-- DATA FOR THE TASK start --

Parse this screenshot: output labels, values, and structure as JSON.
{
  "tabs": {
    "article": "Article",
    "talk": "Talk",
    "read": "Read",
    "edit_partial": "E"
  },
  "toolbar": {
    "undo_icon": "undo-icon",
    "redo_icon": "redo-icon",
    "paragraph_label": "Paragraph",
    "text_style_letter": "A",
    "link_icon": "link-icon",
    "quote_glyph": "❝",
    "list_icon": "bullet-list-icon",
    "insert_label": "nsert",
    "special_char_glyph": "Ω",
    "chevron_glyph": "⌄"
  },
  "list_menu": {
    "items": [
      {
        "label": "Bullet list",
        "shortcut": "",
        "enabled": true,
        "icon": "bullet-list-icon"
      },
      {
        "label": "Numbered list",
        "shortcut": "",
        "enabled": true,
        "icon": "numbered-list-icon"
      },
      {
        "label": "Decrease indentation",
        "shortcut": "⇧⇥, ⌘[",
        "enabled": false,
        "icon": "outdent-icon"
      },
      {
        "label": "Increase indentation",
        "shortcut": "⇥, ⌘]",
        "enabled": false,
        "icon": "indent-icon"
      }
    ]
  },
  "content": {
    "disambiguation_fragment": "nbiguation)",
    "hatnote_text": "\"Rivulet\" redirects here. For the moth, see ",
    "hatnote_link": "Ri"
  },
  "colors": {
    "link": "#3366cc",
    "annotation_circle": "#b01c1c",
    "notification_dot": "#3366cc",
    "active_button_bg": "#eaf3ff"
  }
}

-- DATA FOR THE TASK end --

- [WORK TO BE COMPLETED]
A single figure is required: the number of lines above in which the word "indentation" occurs.

- [SOLUTION TO THIS PROBLEM]
2